The Board has consulted with certain of the Company's largest
Shareholders in connection with the Delisting and TISE Admission
and has received certain irrevocable undertakings to vote in favour
of the Resolution (please see paragraph 5 below for further
details).
Further information on the Delisting and TISE Admission is set
out in Part II of the Circular.
3. CONSEQUENCES AND RISKS ASSOCIATED WITH DELISTING FROM THE OFFICIAL LIST AND TISE ADMISSION
Following TISE Admission, the Company will be subject to the
TISE Listing Rules. Shareholders should note that the protections
afforded to investors in TISE companies are in some respects less
rigorous than those afforded to investors in companies whose shares
are listed on the premium segment of the Official List. The
regulatory and financial reporting regime applicable to companies
whose shares are listed on the Official List will no longer apply
and the levels of disclosure and corporate governance within the
Company may not be as stringent as for a company listed on the
Official List. This paragraph sets out further detailed information
on the consequences and risks associated with the Delisting.
While for the most part the obligations of a company whose
shares are traded on TISE are similar to those of companies whose
shares are listed on the premium segment of the Official List,
there are certain exceptions. Examples of these areas of similarity
and difference are provided below:
-- Under the Listing Rules, a company is required to appoint a
'sponsor' for the purposes of certain corporate transactions. The
responsibilities of the sponsor include providing assurance to the
FCA, when required, that the responsibilities of the listed company
have been met. The TISE Listing Rules require that a company
retains a TISE sponsor at all times. The TISE sponsor is
responsible to TISEA for advising and guiding a TISE company on its
responsibilities under the TISE Listing Rules, must be approved by
TISEA to act in that capacity and has ongoing responsibilities to
both the Company and TISEA. The TISE Listing Rules require a TISE
listed company to seek advice from its TISE sponsor regarding its
compliance with the TISE Listing Rules and to take that advice into
account. Conditional on TISE Admission, the Company has appointed
Appleby as its TISE sponsor.
-- Under the TISE Listing Rules (and similar to the Listing
Rules), prior shareholder approval is required for: (i) reverse
takeovers (being an acquisition or acquisitions in a 12 month
period which would exceed 100 per cent. in various class tests;
(ii) acquisitions, which would exceed 15 per cent. in various class
tests, that are not already approved in advance by all shareholders
in accordance with the issuer's constitutional documents; (iii)
disposals which, when aggregated with any other disposals over the
previous 12 months, would result in a material change of business
(being disposals that exceed 75 per cent. in various class tests);
or (iv) transactions with a related party, which would exceed five
per cent. in various class tests, that are not already approved in
advance by all shareholders in accordance with the issuer's
constitutional documents. The TISE Listing Rules require a circular
to be sent to shareholders in relation to the transactions
described in (i) to (iv) above, albeit the content requirements for
such circulars under the TISE Listing Rules are less detailed than
under the Listing Rules and do not require the approval of TISEA
prior to publication (certain circulars published under the Listing
Rules require prior approval by the FCA).
-- There is no requirement under the TISE Listing Rules for a
prospectus or a listing document to be published for further issues
of a class of listed securities, except when seeking admission for
a new class of securities, or in connection with a reverse takeover
(as defined above), or as otherwise required by law.
-- Unlike the Listing Rules, the TISE Listing Rules do not
specify any required structures or discount limits in relation to
further issues of securities.

* Problem set:
1. Who has the Company appointed as its TISE sponsor, according to the delisting circular excerpt?
2. Carry on the delisting circular excerpt from its final sentence, about discount limits on further issues of securities.
The records are separate material with no connection to the delisting circular excerpt.

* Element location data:
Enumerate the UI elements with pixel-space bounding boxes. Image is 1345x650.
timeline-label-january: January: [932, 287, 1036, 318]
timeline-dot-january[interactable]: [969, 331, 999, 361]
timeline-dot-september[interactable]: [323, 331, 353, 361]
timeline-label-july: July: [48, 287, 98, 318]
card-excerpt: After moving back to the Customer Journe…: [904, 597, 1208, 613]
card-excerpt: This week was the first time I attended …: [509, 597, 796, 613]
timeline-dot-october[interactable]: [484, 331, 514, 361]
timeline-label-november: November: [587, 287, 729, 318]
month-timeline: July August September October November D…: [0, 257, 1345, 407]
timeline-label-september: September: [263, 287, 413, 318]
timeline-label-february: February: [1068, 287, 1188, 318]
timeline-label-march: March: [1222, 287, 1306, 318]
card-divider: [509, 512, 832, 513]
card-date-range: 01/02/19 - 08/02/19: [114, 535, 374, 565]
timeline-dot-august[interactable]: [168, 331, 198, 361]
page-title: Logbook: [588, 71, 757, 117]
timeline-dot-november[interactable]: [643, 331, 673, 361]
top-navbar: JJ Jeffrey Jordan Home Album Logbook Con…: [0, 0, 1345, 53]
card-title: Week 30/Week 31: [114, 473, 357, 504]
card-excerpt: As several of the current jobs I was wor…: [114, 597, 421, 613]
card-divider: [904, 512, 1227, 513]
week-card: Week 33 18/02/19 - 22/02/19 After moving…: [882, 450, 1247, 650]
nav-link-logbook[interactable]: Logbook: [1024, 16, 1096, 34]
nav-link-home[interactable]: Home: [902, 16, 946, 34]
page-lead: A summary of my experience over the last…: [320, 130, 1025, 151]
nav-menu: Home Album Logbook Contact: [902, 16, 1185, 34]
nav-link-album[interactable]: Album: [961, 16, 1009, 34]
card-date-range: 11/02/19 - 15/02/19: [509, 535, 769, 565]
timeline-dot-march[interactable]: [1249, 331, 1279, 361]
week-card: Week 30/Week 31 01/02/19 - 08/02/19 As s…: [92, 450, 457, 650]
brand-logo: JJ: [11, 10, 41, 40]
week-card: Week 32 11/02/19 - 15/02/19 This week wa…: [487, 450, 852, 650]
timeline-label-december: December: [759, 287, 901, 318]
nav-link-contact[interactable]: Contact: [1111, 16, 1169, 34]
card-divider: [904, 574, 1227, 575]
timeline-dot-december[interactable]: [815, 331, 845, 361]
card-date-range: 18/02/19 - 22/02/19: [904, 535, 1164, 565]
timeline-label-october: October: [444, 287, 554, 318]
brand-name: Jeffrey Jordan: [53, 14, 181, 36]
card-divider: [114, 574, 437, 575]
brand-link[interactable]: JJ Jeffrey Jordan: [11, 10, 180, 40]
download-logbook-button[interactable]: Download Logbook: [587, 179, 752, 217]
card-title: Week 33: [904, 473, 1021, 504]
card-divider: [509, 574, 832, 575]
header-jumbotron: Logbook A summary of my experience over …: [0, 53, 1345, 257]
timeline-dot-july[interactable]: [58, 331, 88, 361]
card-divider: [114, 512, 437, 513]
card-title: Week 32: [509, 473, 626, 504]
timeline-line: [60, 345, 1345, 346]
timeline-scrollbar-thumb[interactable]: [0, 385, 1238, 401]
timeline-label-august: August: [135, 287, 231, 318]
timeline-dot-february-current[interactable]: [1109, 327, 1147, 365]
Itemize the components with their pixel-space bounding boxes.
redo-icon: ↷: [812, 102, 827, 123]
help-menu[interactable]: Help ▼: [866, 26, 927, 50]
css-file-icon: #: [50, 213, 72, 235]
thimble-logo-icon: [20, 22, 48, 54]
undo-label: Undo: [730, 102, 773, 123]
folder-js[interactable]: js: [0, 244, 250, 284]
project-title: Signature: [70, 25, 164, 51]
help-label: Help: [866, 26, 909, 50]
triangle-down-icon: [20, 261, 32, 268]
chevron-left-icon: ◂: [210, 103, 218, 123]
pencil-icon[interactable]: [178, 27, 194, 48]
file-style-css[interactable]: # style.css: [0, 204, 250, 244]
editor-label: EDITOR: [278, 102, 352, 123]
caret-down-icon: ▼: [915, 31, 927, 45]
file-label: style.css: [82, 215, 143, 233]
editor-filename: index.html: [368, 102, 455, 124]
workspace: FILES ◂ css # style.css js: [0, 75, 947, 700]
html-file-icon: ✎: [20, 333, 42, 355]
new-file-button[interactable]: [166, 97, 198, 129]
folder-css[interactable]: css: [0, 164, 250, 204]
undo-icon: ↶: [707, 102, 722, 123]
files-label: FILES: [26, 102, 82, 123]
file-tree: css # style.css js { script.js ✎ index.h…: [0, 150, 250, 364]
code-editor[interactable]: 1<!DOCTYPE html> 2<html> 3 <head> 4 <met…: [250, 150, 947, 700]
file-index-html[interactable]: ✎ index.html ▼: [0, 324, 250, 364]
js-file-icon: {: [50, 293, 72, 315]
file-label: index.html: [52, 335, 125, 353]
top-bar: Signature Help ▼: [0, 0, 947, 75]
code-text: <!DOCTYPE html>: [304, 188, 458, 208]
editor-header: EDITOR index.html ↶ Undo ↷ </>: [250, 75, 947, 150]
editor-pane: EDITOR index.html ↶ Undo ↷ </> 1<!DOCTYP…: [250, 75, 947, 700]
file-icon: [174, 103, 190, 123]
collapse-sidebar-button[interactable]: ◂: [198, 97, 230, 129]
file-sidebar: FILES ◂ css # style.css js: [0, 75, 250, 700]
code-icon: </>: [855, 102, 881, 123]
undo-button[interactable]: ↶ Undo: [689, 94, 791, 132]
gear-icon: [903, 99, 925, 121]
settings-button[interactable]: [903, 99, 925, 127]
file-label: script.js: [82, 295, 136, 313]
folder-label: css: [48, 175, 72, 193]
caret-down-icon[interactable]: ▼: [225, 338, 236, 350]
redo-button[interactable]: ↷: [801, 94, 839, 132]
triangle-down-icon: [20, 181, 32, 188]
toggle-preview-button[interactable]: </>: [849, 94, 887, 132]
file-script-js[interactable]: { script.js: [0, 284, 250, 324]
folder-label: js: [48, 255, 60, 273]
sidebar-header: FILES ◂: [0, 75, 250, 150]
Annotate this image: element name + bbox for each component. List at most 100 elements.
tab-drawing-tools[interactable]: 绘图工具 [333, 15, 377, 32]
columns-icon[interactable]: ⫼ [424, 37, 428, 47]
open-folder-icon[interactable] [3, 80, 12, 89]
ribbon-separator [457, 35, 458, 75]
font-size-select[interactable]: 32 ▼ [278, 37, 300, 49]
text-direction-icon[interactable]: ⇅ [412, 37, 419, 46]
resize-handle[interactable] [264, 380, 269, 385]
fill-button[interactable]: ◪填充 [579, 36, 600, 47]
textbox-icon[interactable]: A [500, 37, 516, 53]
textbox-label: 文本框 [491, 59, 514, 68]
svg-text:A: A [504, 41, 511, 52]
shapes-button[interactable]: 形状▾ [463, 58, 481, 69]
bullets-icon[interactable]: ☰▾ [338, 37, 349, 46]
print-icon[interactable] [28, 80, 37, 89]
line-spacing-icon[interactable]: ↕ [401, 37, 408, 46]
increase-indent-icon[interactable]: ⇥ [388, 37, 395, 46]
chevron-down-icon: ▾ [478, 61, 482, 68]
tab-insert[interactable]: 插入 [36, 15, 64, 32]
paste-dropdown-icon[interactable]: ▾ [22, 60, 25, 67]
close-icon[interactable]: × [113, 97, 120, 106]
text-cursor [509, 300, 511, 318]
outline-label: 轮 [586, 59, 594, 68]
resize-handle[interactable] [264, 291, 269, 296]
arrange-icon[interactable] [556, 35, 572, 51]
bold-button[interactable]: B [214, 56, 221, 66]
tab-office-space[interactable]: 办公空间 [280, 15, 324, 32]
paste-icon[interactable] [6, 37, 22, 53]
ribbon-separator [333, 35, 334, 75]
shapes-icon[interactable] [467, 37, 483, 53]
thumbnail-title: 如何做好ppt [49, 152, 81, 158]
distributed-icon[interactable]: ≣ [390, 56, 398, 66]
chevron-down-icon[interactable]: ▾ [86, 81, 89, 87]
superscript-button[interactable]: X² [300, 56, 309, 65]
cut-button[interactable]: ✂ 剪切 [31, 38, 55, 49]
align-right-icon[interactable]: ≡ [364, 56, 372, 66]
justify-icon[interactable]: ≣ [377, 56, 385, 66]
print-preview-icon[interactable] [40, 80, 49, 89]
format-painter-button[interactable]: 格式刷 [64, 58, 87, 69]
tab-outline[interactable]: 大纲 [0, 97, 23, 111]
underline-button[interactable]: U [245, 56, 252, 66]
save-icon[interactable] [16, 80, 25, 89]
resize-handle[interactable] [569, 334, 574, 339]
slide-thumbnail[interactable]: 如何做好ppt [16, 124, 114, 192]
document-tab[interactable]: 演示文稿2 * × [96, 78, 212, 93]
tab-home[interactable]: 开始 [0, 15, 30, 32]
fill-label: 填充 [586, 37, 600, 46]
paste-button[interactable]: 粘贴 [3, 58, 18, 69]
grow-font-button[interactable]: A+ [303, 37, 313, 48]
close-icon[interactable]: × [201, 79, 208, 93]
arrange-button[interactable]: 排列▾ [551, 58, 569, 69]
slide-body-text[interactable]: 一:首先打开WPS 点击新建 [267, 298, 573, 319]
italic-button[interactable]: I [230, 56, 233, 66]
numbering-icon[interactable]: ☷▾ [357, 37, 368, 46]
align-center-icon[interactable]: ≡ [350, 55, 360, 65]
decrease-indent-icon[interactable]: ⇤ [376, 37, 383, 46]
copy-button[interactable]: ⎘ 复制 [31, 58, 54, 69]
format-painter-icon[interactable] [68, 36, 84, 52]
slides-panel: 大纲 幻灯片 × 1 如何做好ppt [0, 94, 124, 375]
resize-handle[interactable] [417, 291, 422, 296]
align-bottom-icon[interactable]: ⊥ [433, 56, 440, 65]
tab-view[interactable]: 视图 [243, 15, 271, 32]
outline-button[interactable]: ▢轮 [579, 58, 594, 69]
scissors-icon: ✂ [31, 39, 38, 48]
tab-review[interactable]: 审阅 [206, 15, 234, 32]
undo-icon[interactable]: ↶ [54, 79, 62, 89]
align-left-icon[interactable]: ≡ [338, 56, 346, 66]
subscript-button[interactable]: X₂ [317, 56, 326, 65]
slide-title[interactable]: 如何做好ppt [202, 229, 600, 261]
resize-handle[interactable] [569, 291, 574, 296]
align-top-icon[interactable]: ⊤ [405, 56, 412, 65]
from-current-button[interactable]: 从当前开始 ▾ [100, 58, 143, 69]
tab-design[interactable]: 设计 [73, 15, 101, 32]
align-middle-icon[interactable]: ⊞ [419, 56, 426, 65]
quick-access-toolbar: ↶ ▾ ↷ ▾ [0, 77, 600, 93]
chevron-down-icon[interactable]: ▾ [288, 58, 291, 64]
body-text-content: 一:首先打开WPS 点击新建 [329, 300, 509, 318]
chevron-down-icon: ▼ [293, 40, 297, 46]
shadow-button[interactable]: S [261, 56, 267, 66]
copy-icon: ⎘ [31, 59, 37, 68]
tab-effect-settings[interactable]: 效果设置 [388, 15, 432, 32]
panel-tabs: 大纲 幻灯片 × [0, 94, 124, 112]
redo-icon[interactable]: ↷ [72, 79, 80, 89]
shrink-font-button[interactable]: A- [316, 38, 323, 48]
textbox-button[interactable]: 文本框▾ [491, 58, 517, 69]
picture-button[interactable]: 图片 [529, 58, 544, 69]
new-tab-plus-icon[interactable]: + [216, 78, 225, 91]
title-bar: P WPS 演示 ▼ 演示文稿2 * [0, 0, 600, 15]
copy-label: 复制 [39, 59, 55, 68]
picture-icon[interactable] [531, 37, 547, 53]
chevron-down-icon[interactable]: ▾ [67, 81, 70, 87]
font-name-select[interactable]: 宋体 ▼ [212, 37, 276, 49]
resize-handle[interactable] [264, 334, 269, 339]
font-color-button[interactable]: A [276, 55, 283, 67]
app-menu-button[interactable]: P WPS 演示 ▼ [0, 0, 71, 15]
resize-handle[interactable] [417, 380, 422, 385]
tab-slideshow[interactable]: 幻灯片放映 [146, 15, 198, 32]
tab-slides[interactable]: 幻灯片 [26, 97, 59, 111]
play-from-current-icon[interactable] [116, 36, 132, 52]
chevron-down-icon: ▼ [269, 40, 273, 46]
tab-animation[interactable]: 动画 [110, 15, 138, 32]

* Outputs in order:
1. Appleby, conditional on TISE Admission.

2.
-- The Company has a controlling shareholder (as defined in the
Listing Rules and under the TISE Listing Rules) but will no longer
be required to enter into: (i) a relationship agreement with the
Kingerlee Concert Party as a controlling shareholder (or, for that
matter, any other such shareholder); or (ii) comply with the
independence provisions required by the Listing Rules. The Company
and the Kingerlee Concert Party have agreed to maintain the
existing relationship agreement in place from admission to
TISE.
-- In common with a company whose shares are admitted to trading
on the premium segment of the Official List, a company listed on
TISE has to maintain a minimum of 25 per cent. of its issued
ordinary share capital in public hands (except in certain limited
circumstances).
-- The regime in relation to dealing in own securities and
treasury shares on TISE has similarities to the Listing Rules,
including restrictions on the timing of dealings and requirements
relating to notification, price, shareholder approval or tender
offers. It is highlighted that the levels of disclosure may not be
as stringent under the TISE Listing Rules as for a company whose
shares are admitted to trading on the premium segment of the
Official List.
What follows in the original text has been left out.